What you will do =
Report how many lines of the following entries include the string "this"; respond with the number alone.

Dataset records =

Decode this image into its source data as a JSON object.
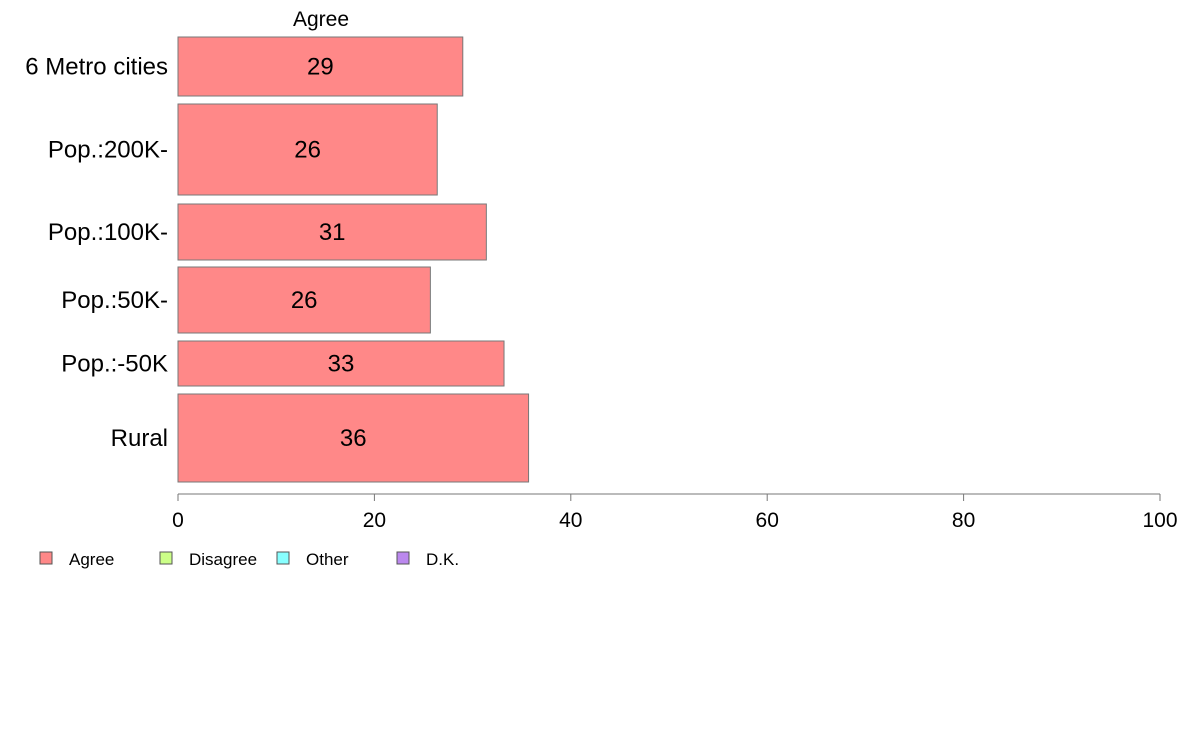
{
  "chart_data": {
    "type": "bar",
    "orientation": "horizontal",
    "categories": [
      "6 Metro cities",
      "Pop.:200K-",
      "Pop.:100K-",
      "Pop.:50K-",
      "Pop.:-50K",
      "Rural"
    ],
    "series": [
      {
        "name": "Agree",
        "values": [
          29,
          26.4,
          31.4,
          25.7,
          33.2,
          35.7
        ],
        "labels": [
          "29",
          "26",
          "31",
          "26",
          "33",
          "36"
        ]
      }
    ],
    "panel_title": "Agree",
    "xlim": [
      0,
      100
    ],
    "x_ticks": [
      0,
      20,
      40,
      60,
      80,
      100
    ],
    "grid": false,
    "legend": {
      "placement": "bottom-left",
      "entries": [
        {
          "label": "Agree",
          "color": "#ff8888"
        },
        {
          "label": "Disagree",
          "color": "#ccff88"
        },
        {
          "label": "Other",
          "color": "#88ffff"
        },
        {
          "label": "D.K.",
          "color": "#bb88ee"
        }
      ]
    },
    "bar_color": "#ff8888",
    "bar_border_color": "#777777"
  }
}
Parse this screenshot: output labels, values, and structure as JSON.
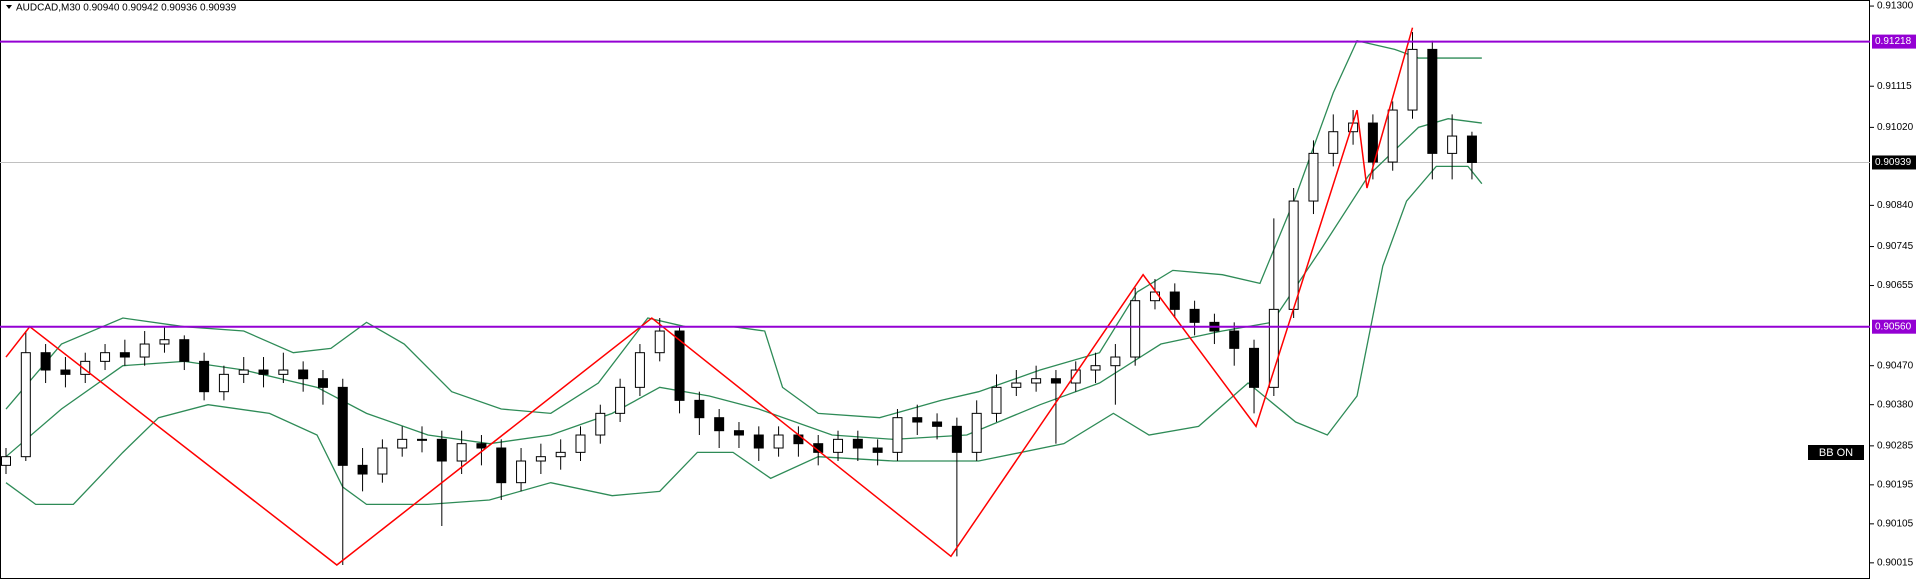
{
  "chart_data": {
    "type": "candlestick",
    "title": "AUDCAD,M30  0.90940 0.90942 0.90936 0.90939",
    "annotation": "BB ON",
    "ylim": [
      0.8998,
      0.91314
    ],
    "yticks": [
      {
        "value": 0.913,
        "label": "0.91300"
      },
      {
        "value": 0.91115,
        "label": "0.91115"
      },
      {
        "value": 0.9102,
        "label": "0.91020"
      },
      {
        "value": 0.9084,
        "label": "0.90840"
      },
      {
        "value": 0.90745,
        "label": "0.90745"
      },
      {
        "value": 0.90655,
        "label": "0.90655"
      },
      {
        "value": 0.9047,
        "label": "0.90470"
      },
      {
        "value": 0.9038,
        "label": "0.90380"
      },
      {
        "value": 0.90285,
        "label": "0.90285"
      },
      {
        "value": 0.90195,
        "label": "0.90195"
      },
      {
        "value": 0.90105,
        "label": "0.90105"
      },
      {
        "value": 0.90015,
        "label": "0.90015"
      }
    ],
    "hlines": [
      {
        "value": 0.91218,
        "label": "0.91218",
        "color": "#9400d3"
      },
      {
        "value": 0.9056,
        "label": "0.90560",
        "color": "#9400d3"
      }
    ],
    "last_price": {
      "value": 0.90939,
      "label": "0.90939",
      "color": "#c0c0c0"
    },
    "up_color": "#ffffff",
    "down_color": "#000000",
    "open": [
      0.9024,
      0.9026,
      0.905,
      0.9046,
      0.9045,
      0.9048,
      0.905,
      0.9049,
      0.9052,
      0.9053,
      0.9048,
      0.9041,
      0.9045,
      0.9046,
      0.9045,
      0.9046,
      0.9044,
      0.9042,
      0.9024,
      0.9022,
      0.9028,
      0.903,
      0.903,
      0.9025,
      0.9029,
      0.9028,
      0.902,
      0.9025,
      0.9026,
      0.9027,
      0.9031,
      0.9036,
      0.9042,
      0.905,
      0.9055,
      0.9039,
      0.9035,
      0.9032,
      0.9031,
      0.9028,
      0.9031,
      0.9029,
      0.9027,
      0.903,
      0.9028,
      0.9027,
      0.9035,
      0.9034,
      0.9033,
      0.9027,
      0.9036,
      0.9042,
      0.9043,
      0.9044,
      0.9043,
      0.9046,
      0.9047,
      0.9049,
      0.9062,
      0.9064,
      0.906,
      0.9057,
      0.9055,
      0.9051,
      0.9042,
      0.906,
      0.9085,
      0.9096,
      0.9101,
      0.9103,
      0.9094,
      0.9106,
      0.912,
      0.9096,
      0.91
    ],
    "high": [
      0.9028,
      0.9055,
      0.9052,
      0.9049,
      0.905,
      0.9052,
      0.9053,
      0.9055,
      0.9056,
      0.9054,
      0.905,
      0.9047,
      0.9049,
      0.9049,
      0.905,
      0.9048,
      0.9046,
      0.9044,
      0.9028,
      0.903,
      0.9033,
      0.9033,
      0.9032,
      0.9032,
      0.9031,
      0.903,
      0.9028,
      0.9029,
      0.903,
      0.9033,
      0.9038,
      0.9044,
      0.9052,
      0.9058,
      0.9056,
      0.9041,
      0.9037,
      0.9034,
      0.9033,
      0.9033,
      0.9033,
      0.9031,
      0.9032,
      0.9032,
      0.903,
      0.9037,
      0.9038,
      0.9036,
      0.9035,
      0.9039,
      0.9045,
      0.9046,
      0.9047,
      0.9046,
      0.9048,
      0.905,
      0.9052,
      0.9065,
      0.9067,
      0.9066,
      0.9062,
      0.9059,
      0.9057,
      0.9053,
      0.9081,
      0.9088,
      0.9099,
      0.9105,
      0.9106,
      0.9105,
      0.9108,
      0.9124,
      0.9122,
      0.9105,
      0.9101
    ],
    "low": [
      0.9022,
      0.9025,
      0.9043,
      0.9042,
      0.9043,
      0.9046,
      0.9047,
      0.9047,
      0.905,
      0.9046,
      0.9039,
      0.9039,
      0.9043,
      0.9042,
      0.9043,
      0.9041,
      0.9038,
      0.9001,
      0.9018,
      0.902,
      0.9026,
      0.9027,
      0.901,
      0.9022,
      0.9024,
      0.9016,
      0.9018,
      0.9022,
      0.9023,
      0.9025,
      0.9029,
      0.9034,
      0.904,
      0.9048,
      0.9036,
      0.9031,
      0.9028,
      0.9028,
      0.9025,
      0.9026,
      0.9026,
      0.9024,
      0.9025,
      0.9025,
      0.9024,
      0.9025,
      0.9031,
      0.903,
      0.9003,
      0.9025,
      0.9034,
      0.904,
      0.9041,
      0.9029,
      0.9041,
      0.9043,
      0.9038,
      0.9047,
      0.906,
      0.9058,
      0.9054,
      0.9052,
      0.9047,
      0.9036,
      0.904,
      0.9058,
      0.9082,
      0.9093,
      0.9098,
      0.909,
      0.9092,
      0.9104,
      0.909,
      0.909,
      0.909
    ],
    "close": [
      0.9026,
      0.905,
      0.9046,
      0.9045,
      0.9048,
      0.905,
      0.9049,
      0.9052,
      0.9053,
      0.9048,
      0.9041,
      0.9045,
      0.9046,
      0.9045,
      0.9046,
      0.9044,
      0.9042,
      0.9024,
      0.9022,
      0.9028,
      0.903,
      0.903,
      0.9025,
      0.9029,
      0.9028,
      0.902,
      0.9025,
      0.9026,
      0.9027,
      0.9031,
      0.9036,
      0.9042,
      0.905,
      0.9055,
      0.9039,
      0.9035,
      0.9032,
      0.9031,
      0.9028,
      0.9031,
      0.9029,
      0.9027,
      0.903,
      0.9028,
      0.9027,
      0.9035,
      0.9034,
      0.9033,
      0.9027,
      0.9036,
      0.9042,
      0.9043,
      0.9044,
      0.9043,
      0.9046,
      0.9047,
      0.9049,
      0.9062,
      0.9064,
      0.906,
      0.9057,
      0.9055,
      0.9051,
      0.9042,
      0.906,
      0.9085,
      0.9096,
      0.9101,
      0.9103,
      0.9094,
      0.9106,
      0.912,
      0.9096,
      0.91,
      0.90939
    ],
    "bands": {
      "color": "#2e8b57",
      "upper": {
        "x": [
          0,
          2.8,
          5.9,
          9.0,
          12.0,
          14.5,
          16.4,
          18.2,
          20.1,
          22.5,
          25.0,
          27.5,
          29.9,
          32.4,
          34.3,
          36.7,
          38.3,
          39.2,
          41.0,
          44.1,
          47.2,
          49.1,
          52.2,
          55.2,
          57.1,
          58.9,
          61.4,
          63.3,
          65.1,
          67.0,
          68.2,
          70.1,
          71.3,
          74.5
        ],
        "values": [
          0.9037,
          0.9052,
          0.9058,
          0.9056,
          0.9055,
          0.905,
          0.9051,
          0.9057,
          0.9052,
          0.9041,
          0.9037,
          0.9036,
          0.9043,
          0.9058,
          0.9056,
          0.9056,
          0.9055,
          0.9042,
          0.9036,
          0.9035,
          0.9039,
          0.9041,
          0.9046,
          0.905,
          0.9064,
          0.9069,
          0.9068,
          0.9066,
          0.9086,
          0.911,
          0.9122,
          0.912,
          0.9118,
          0.9118
        ]
      },
      "middle": {
        "x": [
          0,
          2.8,
          5.9,
          9.0,
          12.0,
          15.7,
          18.2,
          21.3,
          24.4,
          27.5,
          30.6,
          33.0,
          35.5,
          38.0,
          41.7,
          44.8,
          48.5,
          52.2,
          55.2,
          58.3,
          61.4,
          63.9,
          66.4,
          68.8,
          71.3,
          72.8,
          74.5
        ],
        "values": [
          0.9026,
          0.9037,
          0.9047,
          0.9048,
          0.9046,
          0.9042,
          0.9036,
          0.9031,
          0.9029,
          0.9031,
          0.9036,
          0.9042,
          0.904,
          0.9037,
          0.9031,
          0.903,
          0.9031,
          0.9038,
          0.9043,
          0.9052,
          0.9055,
          0.9057,
          0.9074,
          0.9091,
          0.9102,
          0.9104,
          0.9103
        ]
      },
      "lower": {
        "x": [
          0,
          1.5,
          3.4,
          5.9,
          7.7,
          10.2,
          13.3,
          15.7,
          17.0,
          18.2,
          21.3,
          24.4,
          27.5,
          30.6,
          33.0,
          34.9,
          36.7,
          38.6,
          41.0,
          44.8,
          49.1,
          53.4,
          55.9,
          57.7,
          60.2,
          62.7,
          65.1,
          66.7,
          68.2,
          69.5,
          70.7,
          72.2,
          73.8,
          74.5
        ],
        "values": [
          0.902,
          0.9015,
          0.9015,
          0.9027,
          0.9035,
          0.9038,
          0.9036,
          0.9031,
          0.9019,
          0.9015,
          0.9015,
          0.9016,
          0.902,
          0.9017,
          0.9018,
          0.9027,
          0.9027,
          0.9021,
          0.9026,
          0.9025,
          0.9025,
          0.9029,
          0.9036,
          0.9031,
          0.9033,
          0.9043,
          0.9034,
          0.9031,
          0.904,
          0.907,
          0.9085,
          0.9093,
          0.9093,
          0.9089
        ]
      }
    },
    "zigzag": {
      "color": "#ff0000",
      "x": [
        0,
        1.2,
        16.7,
        32.6,
        47.7,
        57.4,
        63.1,
        68.2,
        68.7,
        71.0
      ],
      "values": [
        0.9049,
        0.9056,
        0.9001,
        0.9058,
        0.9003,
        0.9068,
        0.9033,
        0.9106,
        0.9088,
        0.9125
      ]
    }
  }
}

Reply to the task =
2